PROMPT>
Answer these questions from the blog posts on 3D reconstruction from photos.
(a) In the texture method, which value of the histogram determines a texture coordinate's value?
(b) With calibrated cameras, what must be known to recover the scaling factor of the reconstruction?
(c) Which OpenCV function did the writer find after first coming across the slower cvmSVD()?

EXCERPT PROVIDED>
Thursday, August 31, 2006

Texture creation from multiple photos

When creating a 3D model from photos, you of course want some textures for the walls etc. However, when taking photos of the building you wish to model, some parts of the buildings may be occluded buy other objects, such as trees, cars or other buildings. If this is the case from all angles you take the photos from, you'll probably want to get rid of the occluding objects when creating the textures, so you only get the pixels which are actually showing the wall. One option, which I wouldn't recommend, is to take the average colour values showing the wall. Another option could be to detect the occluding object, and not use those pixels when taking pixel values from that particular view. The method used in my project was the following:
  • Get the homographies between different views from point correspondences - where the simplest method uses four clicks in the corners of the wanted texture. Using only four point might give a lower accuracy on the homography, but gives good enough results for an architectural scene, where you don't go too close to the buildings.
  • For each pixel in the wanted texture:
    1. Find corresponding coordinate in in each clicked image (using the homographies).
    2. Put the pixel values for the coordinate in a histogram.
    3. Find the maximum occurence value in the histogram, thereby determining the value of the texture coordinate.

Reconstruction plans

Today I'm really sick, so I decided to stay home and start programming some of the ideas I've gotten from all my studying the last two weeks.

I'll start by creating an interface where people can click on two photos, to use corresponding points for reconstructing a building. In the background, I'll be using some of the stuff I mentioned in the previous post, to find the movements of the camera.

To find the camera position and rotation, I'll be using RANSAC or the 8-point algorithm to get the Fundamental Matrix (F), and then use the Intrinsic camera parameters to get the Essential matrix (E). From this, the rotation and translation of the cameras will be derived.

The reconstruction of 3D points depends on prior scene and camera knowledge. If the camera parameters hadn't been known from calibration, the reconstruction could only be known up to an unknown projective transformation of the environment. The intrinsic parameters gives us the possibility to reconstruct up to an unknown scaling factor, while an unambiguous reconstruction can be done if both intrinsic and extrinsic are known (for example if you have architectural plans available).

In the situation with calibrated cameras, but unknown scene parameters (such as 3D point locations, scale, rotation etc.), we don't know the baseline of the system and can therefore not recover the true scale of the viewed scene. If we know the distance between two points in the scene, we can at least recover the scaling factor to which the reconstruction is unique.

Wednesday, August 30, 2006

3D Reconstruction from Photos

Something I thought would be a simple problem turned out not to be - but mostly because of my own clumsyness. I just noticed a function in OpenCV that I could've used instead of spending time on programming it myself.

I found that through OpenCV, I can use the fundamental matrix - retrieved from at least seven point matches in two photos - and take the SVD (Singular Value Decomposition) on that as a step to find rotation and translation of points in the photos. Since I didn't at first find the SVD in OpenCV, I clumsily assumed that it wasn't in the library. After a day, I accidentaly came across it, but in what seems to be a slower version - cvmSVD() - instead of what I just found, the cvSVD() function :-)

I'll now find the fundamental matrix from point matches, use the internal camera parameters to normalize it into the Essential Matrix, and then use SVD to find the rotation and translation...

We'll see how it works - at least it gave me hope to be done in two weeks, like I had planned to from start :-)

Layout records>
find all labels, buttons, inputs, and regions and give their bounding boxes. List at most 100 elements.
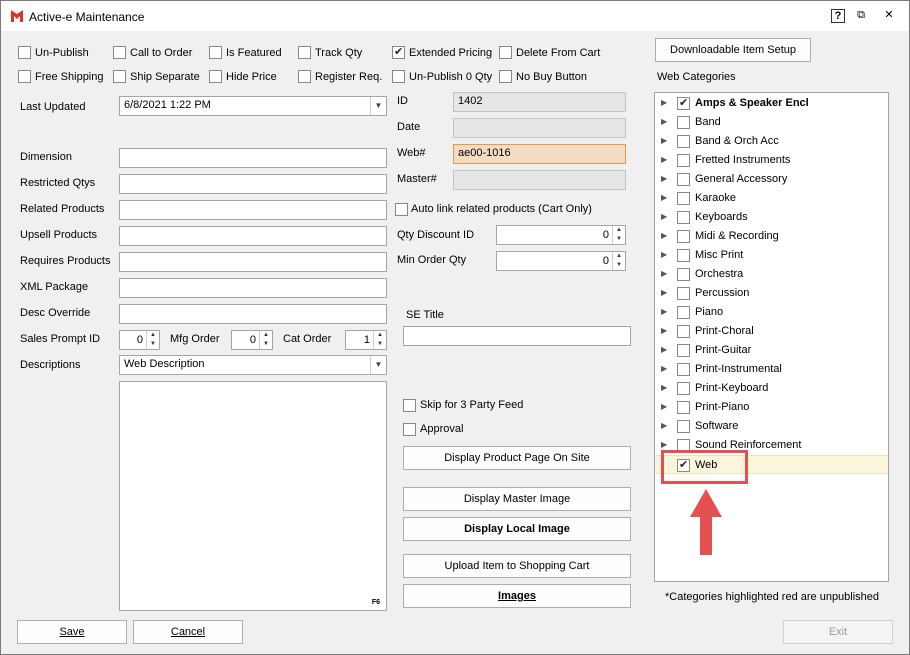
related-products-field[interactable] bbox=[119, 200, 387, 220]
spin-down-icon[interactable]: ▼ bbox=[612, 235, 625, 244]
category-checkbox[interactable] bbox=[677, 363, 690, 376]
category-checkbox[interactable] bbox=[677, 192, 690, 205]
category-checkbox[interactable] bbox=[677, 401, 690, 414]
spin-down-icon[interactable]: ▼ bbox=[373, 340, 386, 349]
images-button[interactable]: Images bbox=[403, 584, 631, 608]
display-local-image-button[interactable]: Display Local Image bbox=[403, 517, 631, 541]
requires-products-field[interactable] bbox=[119, 252, 387, 272]
se-title-field[interactable] bbox=[403, 326, 631, 346]
expand-arrow-icon[interactable]: ▶ bbox=[661, 402, 667, 411]
category-row-fretted[interactable]: ▶ Fretted Instruments bbox=[655, 151, 888, 170]
upsell-products-field[interactable] bbox=[119, 226, 387, 246]
close-button[interactable]: ✕ bbox=[882, 9, 896, 23]
register-req-checkbox[interactable] bbox=[298, 70, 311, 83]
category-row-print-guitar[interactable]: ▶ Print-Guitar bbox=[655, 341, 888, 360]
category-checkbox[interactable] bbox=[677, 420, 690, 433]
category-checkbox[interactable] bbox=[677, 287, 690, 300]
spin-up-icon[interactable]: ▲ bbox=[612, 252, 625, 261]
category-row-print-choral[interactable]: ▶ Print-Choral bbox=[655, 322, 888, 341]
display-master-image-button[interactable]: Display Master Image bbox=[403, 487, 631, 511]
ship-separate-checkbox[interactable] bbox=[113, 70, 126, 83]
category-checkbox[interactable] bbox=[677, 306, 690, 319]
category-checkbox[interactable] bbox=[677, 96, 690, 110]
category-checkbox[interactable] bbox=[677, 344, 690, 357]
approval-checkbox[interactable] bbox=[403, 423, 416, 436]
spin-up-icon[interactable]: ▲ bbox=[259, 331, 272, 340]
spin-down-icon[interactable]: ▼ bbox=[259, 340, 272, 349]
spin-up-icon[interactable]: ▲ bbox=[146, 331, 159, 340]
expand-arrow-icon[interactable]: ▶ bbox=[661, 421, 667, 430]
category-row-keyboards[interactable]: ▶ Keyboards bbox=[655, 208, 888, 227]
category-row-band-orch-acc[interactable]: ▶ Band & Orch Acc bbox=[655, 132, 888, 151]
category-checkbox[interactable] bbox=[677, 249, 690, 262]
xml-package-field[interactable] bbox=[119, 278, 387, 298]
expand-arrow-icon[interactable]: ▶ bbox=[661, 307, 667, 316]
free-shipping-checkbox[interactable] bbox=[18, 70, 31, 83]
call-to-order-checkbox[interactable] bbox=[113, 46, 126, 59]
category-checkbox[interactable] bbox=[677, 382, 690, 395]
no-buy-button-checkbox[interactable] bbox=[499, 70, 512, 83]
category-row-general-accessory[interactable]: ▶ General Accessory bbox=[655, 170, 888, 189]
unpublish-checkbox[interactable] bbox=[18, 46, 31, 59]
extended-pricing-checkbox[interactable] bbox=[392, 45, 405, 59]
cancel-button[interactable]: Cancel bbox=[133, 620, 243, 644]
chevron-down-icon[interactable]: ▼ bbox=[370, 97, 386, 115]
expand-arrow-icon[interactable]: ▶ bbox=[661, 136, 667, 145]
spin-down-icon[interactable]: ▼ bbox=[146, 340, 159, 349]
expand-arrow-icon[interactable]: ▶ bbox=[661, 117, 667, 126]
category-row-percussion[interactable]: ▶ Percussion bbox=[655, 284, 888, 303]
spin-up-icon[interactable]: ▲ bbox=[373, 331, 386, 340]
cat-order-spinner[interactable]: 1 ▲ ▼ bbox=[345, 330, 387, 350]
descriptions-dropdown[interactable]: Web Description ▼ bbox=[119, 355, 387, 375]
category-checkbox[interactable] bbox=[677, 268, 690, 281]
expand-arrow-icon[interactable]: ▶ bbox=[661, 250, 667, 259]
is-featured-checkbox[interactable] bbox=[209, 46, 222, 59]
category-row-print-piano[interactable]: ▶ Print-Piano bbox=[655, 398, 888, 417]
qty-discount-spinner[interactable]: 0 ▲ ▼ bbox=[496, 225, 626, 245]
category-checkbox[interactable] bbox=[677, 154, 690, 167]
skip-third-party-feed-checkbox[interactable] bbox=[403, 399, 416, 412]
save-button[interactable]: Save bbox=[17, 620, 127, 644]
expand-arrow-icon[interactable]: ▶ bbox=[661, 174, 667, 183]
category-row-misc-print[interactable]: ▶ Misc Print bbox=[655, 246, 888, 265]
category-checkbox[interactable] bbox=[677, 211, 690, 224]
category-checkbox[interactable] bbox=[677, 325, 690, 338]
category-checkbox[interactable] bbox=[677, 116, 690, 129]
track-qty-checkbox[interactable] bbox=[298, 46, 311, 59]
last-updated-dropdown[interactable]: 6/8/2021 1:22 PM ▼ bbox=[119, 96, 387, 116]
display-product-page-button[interactable]: Display Product Page On Site bbox=[403, 446, 631, 470]
expand-arrow-icon[interactable]: ▶ bbox=[661, 155, 667, 164]
exit-button[interactable]: Exit bbox=[783, 620, 893, 644]
category-row-piano[interactable]: ▶ Piano bbox=[655, 303, 888, 322]
restricted-qtys-field[interactable] bbox=[119, 174, 387, 194]
category-checkbox[interactable] bbox=[677, 135, 690, 148]
web-number-field[interactable]: ae00-1016 bbox=[453, 144, 626, 164]
spin-up-icon[interactable]: ▲ bbox=[612, 226, 625, 235]
expand-arrow-icon[interactable]: ▶ bbox=[661, 231, 667, 240]
downloadable-item-setup-button[interactable]: Downloadable Item Setup bbox=[655, 38, 811, 62]
sales-prompt-spinner[interactable]: 0 ▲ ▼ bbox=[119, 330, 160, 350]
delete-from-cart-checkbox[interactable] bbox=[499, 46, 512, 59]
category-checkbox[interactable] bbox=[677, 173, 690, 186]
expand-arrow-icon[interactable]: ▶ bbox=[661, 440, 667, 449]
expand-arrow-icon[interactable]: ▶ bbox=[661, 193, 667, 202]
category-row-midi-recording[interactable]: ▶ Midi & Recording bbox=[655, 227, 888, 246]
spin-down-icon[interactable]: ▼ bbox=[612, 261, 625, 270]
desc-override-field[interactable] bbox=[119, 304, 387, 324]
category-checkbox[interactable] bbox=[677, 230, 690, 243]
category-row-software[interactable]: ▶ Software bbox=[655, 417, 888, 436]
expand-arrow-icon[interactable]: ▶ bbox=[661, 269, 667, 278]
expand-arrow-icon[interactable]: ▶ bbox=[661, 364, 667, 373]
restore-button[interactable]: ⧉ bbox=[854, 9, 868, 23]
upload-to-cart-button[interactable]: Upload Item to Shopping Cart bbox=[403, 554, 631, 578]
dimension-field[interactable] bbox=[119, 148, 387, 168]
min-order-qty-spinner[interactable]: 0 ▲ ▼ bbox=[496, 251, 626, 271]
expand-arrow-icon[interactable]: ▶ bbox=[661, 212, 667, 221]
expand-arrow-icon[interactable]: ▶ bbox=[661, 98, 667, 107]
category-row-karaoke[interactable]: ▶ Karaoke bbox=[655, 189, 888, 208]
expand-arrow-icon[interactable]: ▶ bbox=[661, 345, 667, 354]
hide-price-checkbox[interactable] bbox=[209, 70, 222, 83]
category-row-print-keyboard[interactable]: ▶ Print-Keyboard bbox=[655, 379, 888, 398]
category-row-band[interactable]: ▶ Band bbox=[655, 113, 888, 132]
expand-arrow-icon[interactable]: ▶ bbox=[661, 383, 667, 392]
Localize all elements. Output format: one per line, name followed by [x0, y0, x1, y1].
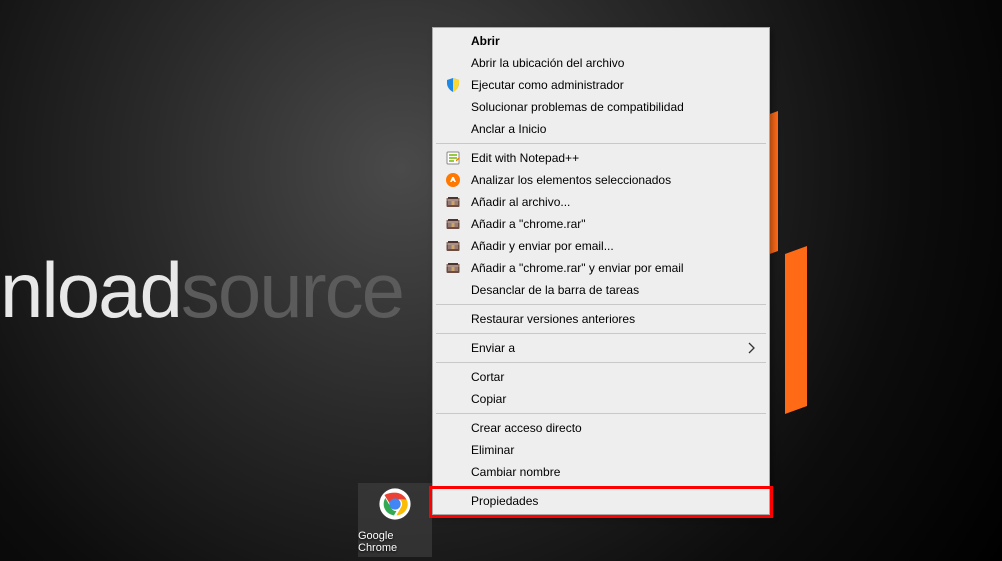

ANSWER FOR THIS EXERCISE>
(a) The maximum occurrence value.
(b) The distance between two points in the scene.
(c) cvSVD()